▶ _EXCERPT PROVIDED_:
|---|

Tuesday, September 23, 2008

My Idea for a Single Player Epic RPG

I've been working on an idea for a single player epic RPG. I've made a list of the top twenty things I'd like to see in my game. Here they are:

The Must Haves:

1) A huge, full and detailed gameworld that is different every time you play (procedural generation)

2) Freeform, non-linear gameplay. Complete the main quest at your own pace, or ignore it entirely

3) Open skill tree for maximum character customization

4) Materials-based item crafting. If it can drop, it can be crafted

5) Quests are different every time you play (dynamic, scripted procedural quests)

The Wants:

6) Dynamic gameworld that changes based on the player's actions

7) Emergent quests (unscripted quests, see #6)

8) Guilds

9) Crafting mini-game that's short but fun

10) Mutiple main quest endings

11) Potion Crafting

12) Scroll Crafting

13) Pets

14) Allies

15) Diplomacy

16) Mounts and mounted combat

17) Player owned houses and ships

18) Player owned businesses

19) Other 'heroes' that complete quests, sometimes joining you; sometimes fighting you

20) Paperdoll

That's it. I've thought about it for a while and there isn't really anything else I want in a single player RPG.

What about you? What would you want in your dream RPG?

Tuesday, July 22, 2008

Spoils of War: a fantasy TBS Games Retrospective

Back in the fall of 1995, a game caught my eye at my local PC store and after being seduced by the (very colourful) back of the box, I had to have it. That game was Heroes of Might and Magic, a game that consumed countless hours of my early twenties, a time when I should have been out either getting laid or getting a career. Instead I was gleefully stomping around the world of Enroth with Kastore and Yog and all the other Heroes, pretending to be bad-ass. Nerd Power!

|---|

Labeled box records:
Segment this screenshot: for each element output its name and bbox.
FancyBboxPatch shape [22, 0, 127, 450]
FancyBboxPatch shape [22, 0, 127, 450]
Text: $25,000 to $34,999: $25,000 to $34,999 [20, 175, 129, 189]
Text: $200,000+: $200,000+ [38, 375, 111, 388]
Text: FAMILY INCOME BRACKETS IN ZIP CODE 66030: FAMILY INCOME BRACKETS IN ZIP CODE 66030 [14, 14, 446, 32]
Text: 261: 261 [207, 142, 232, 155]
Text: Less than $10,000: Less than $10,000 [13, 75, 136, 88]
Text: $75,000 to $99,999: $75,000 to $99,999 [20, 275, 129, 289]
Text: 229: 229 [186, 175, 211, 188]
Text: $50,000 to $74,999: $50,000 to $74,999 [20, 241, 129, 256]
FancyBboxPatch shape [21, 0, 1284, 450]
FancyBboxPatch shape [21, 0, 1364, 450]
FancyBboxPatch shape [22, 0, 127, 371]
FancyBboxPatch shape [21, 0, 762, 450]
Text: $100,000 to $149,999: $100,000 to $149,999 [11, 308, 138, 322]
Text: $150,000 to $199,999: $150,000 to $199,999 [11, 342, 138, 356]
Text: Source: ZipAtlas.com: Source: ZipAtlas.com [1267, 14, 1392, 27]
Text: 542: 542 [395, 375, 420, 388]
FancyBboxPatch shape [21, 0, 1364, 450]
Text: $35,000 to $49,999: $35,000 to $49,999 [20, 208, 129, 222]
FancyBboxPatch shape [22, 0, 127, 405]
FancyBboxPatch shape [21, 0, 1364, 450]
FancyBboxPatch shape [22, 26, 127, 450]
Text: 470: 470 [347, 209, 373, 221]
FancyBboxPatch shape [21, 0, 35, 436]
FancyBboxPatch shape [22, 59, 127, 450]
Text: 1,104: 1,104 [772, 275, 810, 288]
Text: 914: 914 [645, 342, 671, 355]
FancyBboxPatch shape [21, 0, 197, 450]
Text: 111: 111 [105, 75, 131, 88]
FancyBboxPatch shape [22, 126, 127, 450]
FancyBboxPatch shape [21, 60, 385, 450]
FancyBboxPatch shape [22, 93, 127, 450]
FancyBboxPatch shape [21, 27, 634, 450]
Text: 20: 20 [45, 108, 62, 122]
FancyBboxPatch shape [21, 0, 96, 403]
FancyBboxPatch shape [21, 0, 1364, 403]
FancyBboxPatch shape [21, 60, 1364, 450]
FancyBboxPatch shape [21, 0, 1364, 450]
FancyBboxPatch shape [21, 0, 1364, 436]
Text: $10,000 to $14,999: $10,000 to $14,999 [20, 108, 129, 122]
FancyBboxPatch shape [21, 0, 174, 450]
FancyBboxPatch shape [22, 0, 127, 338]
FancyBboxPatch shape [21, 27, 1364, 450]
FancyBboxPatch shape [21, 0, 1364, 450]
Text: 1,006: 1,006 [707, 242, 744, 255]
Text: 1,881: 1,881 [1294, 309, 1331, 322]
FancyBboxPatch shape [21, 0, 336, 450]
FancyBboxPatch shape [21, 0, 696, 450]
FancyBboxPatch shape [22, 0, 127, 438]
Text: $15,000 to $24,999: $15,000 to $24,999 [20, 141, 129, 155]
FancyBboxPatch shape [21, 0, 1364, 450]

|---|

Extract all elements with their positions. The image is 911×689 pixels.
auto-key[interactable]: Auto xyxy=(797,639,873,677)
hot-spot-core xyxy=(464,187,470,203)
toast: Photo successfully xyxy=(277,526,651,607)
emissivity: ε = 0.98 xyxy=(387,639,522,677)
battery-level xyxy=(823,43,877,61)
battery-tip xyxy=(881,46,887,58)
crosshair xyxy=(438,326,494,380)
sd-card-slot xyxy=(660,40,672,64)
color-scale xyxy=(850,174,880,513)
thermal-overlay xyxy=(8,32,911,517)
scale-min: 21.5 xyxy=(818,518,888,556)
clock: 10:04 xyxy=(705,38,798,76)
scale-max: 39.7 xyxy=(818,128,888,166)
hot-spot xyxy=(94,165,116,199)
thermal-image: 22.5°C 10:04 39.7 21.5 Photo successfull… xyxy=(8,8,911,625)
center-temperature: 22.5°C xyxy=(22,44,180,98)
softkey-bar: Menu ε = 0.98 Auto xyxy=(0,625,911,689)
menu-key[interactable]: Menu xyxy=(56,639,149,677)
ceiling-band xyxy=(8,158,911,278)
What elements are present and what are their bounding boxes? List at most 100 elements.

|---|

▶ _WHAT TO PRODUCE_:
From the blog post about a single player epic RPG, extract the stretch from "That's it. I've" through "your dream RPG?" word for word.

▶ _OUTPUT FOR THIS TASK_:
That's it. I've thought about it for a while and there isn't really anything else I want in a single player RPG.

What about you? What would you want in your dream RPG?